--- START Material supplied ---

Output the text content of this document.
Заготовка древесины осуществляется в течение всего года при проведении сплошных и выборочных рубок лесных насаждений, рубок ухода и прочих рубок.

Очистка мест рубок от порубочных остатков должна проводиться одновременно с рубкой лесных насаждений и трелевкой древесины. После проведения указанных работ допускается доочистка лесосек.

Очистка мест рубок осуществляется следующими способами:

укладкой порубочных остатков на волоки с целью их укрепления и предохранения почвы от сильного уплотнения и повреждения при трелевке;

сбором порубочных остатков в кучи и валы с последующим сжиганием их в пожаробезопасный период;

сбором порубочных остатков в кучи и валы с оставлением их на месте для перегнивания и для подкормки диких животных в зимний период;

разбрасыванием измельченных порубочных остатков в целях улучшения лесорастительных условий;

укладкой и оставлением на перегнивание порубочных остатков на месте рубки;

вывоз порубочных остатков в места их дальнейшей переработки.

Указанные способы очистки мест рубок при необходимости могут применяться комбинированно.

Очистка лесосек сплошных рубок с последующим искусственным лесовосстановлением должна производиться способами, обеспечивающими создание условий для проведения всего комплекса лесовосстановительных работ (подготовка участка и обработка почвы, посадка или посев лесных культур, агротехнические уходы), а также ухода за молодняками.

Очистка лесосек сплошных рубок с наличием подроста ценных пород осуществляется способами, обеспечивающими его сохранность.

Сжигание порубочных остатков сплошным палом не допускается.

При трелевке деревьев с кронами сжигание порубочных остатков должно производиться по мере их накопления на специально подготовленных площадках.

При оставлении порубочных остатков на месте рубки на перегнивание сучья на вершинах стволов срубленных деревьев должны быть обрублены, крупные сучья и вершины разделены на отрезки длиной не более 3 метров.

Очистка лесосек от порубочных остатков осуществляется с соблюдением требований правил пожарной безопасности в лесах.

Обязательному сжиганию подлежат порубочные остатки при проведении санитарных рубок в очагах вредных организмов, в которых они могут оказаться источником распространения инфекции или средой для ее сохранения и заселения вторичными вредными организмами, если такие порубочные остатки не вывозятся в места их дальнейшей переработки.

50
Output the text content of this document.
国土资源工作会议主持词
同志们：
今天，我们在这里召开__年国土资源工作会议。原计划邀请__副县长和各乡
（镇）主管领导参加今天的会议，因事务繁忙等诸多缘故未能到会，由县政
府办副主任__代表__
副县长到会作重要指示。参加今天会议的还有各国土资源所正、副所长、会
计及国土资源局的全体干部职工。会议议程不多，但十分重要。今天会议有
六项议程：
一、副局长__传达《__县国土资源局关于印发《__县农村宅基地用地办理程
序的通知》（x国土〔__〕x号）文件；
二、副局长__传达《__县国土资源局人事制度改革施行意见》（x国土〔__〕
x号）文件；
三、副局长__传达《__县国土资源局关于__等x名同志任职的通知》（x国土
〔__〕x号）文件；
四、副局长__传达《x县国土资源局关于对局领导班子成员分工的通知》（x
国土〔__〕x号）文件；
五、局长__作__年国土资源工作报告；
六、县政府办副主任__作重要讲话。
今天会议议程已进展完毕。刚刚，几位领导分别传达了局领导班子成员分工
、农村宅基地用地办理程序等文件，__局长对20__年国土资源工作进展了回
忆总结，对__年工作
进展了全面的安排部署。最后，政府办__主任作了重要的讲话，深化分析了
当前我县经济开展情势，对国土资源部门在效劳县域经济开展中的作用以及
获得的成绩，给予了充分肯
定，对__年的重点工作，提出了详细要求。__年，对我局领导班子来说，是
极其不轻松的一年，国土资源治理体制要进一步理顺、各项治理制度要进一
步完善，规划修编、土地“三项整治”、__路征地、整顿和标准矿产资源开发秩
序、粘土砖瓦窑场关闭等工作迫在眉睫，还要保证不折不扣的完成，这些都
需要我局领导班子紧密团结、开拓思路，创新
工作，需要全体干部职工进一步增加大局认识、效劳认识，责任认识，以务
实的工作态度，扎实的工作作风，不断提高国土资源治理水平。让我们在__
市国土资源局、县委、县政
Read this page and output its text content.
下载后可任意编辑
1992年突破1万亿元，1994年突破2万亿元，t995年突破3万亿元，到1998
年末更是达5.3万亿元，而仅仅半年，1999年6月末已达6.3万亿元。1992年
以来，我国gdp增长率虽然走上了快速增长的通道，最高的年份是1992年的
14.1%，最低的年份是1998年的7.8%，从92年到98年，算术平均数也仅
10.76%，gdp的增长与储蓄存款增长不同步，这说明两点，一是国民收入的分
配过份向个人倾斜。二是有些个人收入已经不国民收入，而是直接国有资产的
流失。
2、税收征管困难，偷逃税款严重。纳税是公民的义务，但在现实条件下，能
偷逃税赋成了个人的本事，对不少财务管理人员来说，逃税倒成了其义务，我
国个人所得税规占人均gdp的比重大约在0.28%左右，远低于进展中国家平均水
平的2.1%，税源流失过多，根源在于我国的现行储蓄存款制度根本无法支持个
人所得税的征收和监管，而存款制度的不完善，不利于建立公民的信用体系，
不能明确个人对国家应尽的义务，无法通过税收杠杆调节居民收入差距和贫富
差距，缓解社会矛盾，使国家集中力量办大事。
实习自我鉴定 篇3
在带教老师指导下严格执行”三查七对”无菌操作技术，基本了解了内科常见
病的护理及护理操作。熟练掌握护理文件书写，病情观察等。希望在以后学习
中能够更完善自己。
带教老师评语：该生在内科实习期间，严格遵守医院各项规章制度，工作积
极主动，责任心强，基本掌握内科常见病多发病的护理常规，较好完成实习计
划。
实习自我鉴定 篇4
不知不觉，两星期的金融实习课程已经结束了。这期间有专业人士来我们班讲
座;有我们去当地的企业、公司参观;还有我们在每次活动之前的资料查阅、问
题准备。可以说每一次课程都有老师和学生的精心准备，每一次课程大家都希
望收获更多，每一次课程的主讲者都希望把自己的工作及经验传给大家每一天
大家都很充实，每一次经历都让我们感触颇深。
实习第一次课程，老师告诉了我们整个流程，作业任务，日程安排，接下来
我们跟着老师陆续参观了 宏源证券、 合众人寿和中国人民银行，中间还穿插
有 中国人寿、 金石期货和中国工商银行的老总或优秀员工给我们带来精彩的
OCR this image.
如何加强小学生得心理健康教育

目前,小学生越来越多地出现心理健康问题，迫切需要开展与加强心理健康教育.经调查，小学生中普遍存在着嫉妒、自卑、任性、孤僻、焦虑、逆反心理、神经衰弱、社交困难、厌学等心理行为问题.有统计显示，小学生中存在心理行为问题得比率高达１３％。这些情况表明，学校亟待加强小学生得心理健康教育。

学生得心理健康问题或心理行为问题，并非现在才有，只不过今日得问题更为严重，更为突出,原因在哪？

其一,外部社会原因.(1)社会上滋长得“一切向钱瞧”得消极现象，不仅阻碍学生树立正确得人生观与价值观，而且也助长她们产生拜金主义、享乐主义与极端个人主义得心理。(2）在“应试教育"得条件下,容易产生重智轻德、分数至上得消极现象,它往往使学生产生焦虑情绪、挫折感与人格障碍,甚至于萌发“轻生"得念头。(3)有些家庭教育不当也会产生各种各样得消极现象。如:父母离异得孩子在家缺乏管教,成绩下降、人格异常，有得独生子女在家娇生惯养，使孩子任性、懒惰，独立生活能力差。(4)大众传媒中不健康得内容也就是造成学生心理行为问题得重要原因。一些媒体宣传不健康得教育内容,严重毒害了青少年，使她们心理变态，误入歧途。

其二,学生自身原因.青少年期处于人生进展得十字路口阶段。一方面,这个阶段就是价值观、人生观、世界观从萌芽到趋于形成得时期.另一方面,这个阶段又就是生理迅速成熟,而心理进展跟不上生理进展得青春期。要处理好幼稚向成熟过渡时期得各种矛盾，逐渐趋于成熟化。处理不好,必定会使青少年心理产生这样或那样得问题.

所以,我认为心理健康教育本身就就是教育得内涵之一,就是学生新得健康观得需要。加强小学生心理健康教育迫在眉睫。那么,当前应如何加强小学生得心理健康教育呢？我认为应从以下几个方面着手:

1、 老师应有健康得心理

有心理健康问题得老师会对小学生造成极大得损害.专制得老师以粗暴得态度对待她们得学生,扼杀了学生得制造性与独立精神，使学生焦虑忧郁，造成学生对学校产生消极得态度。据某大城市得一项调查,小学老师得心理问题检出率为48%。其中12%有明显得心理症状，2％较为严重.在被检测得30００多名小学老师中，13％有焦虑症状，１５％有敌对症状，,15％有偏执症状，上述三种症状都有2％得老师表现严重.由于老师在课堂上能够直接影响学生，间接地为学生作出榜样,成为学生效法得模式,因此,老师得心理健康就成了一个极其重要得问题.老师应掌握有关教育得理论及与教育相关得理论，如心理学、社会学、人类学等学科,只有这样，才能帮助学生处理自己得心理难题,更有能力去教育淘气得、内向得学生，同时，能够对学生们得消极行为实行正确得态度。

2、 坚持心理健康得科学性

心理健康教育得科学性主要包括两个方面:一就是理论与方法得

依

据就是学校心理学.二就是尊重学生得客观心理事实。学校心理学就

--- END Material supplied ---

Tell how many lines in the records above contain "дальнейшей", giving the number and no other words.

Response to the exercise: 2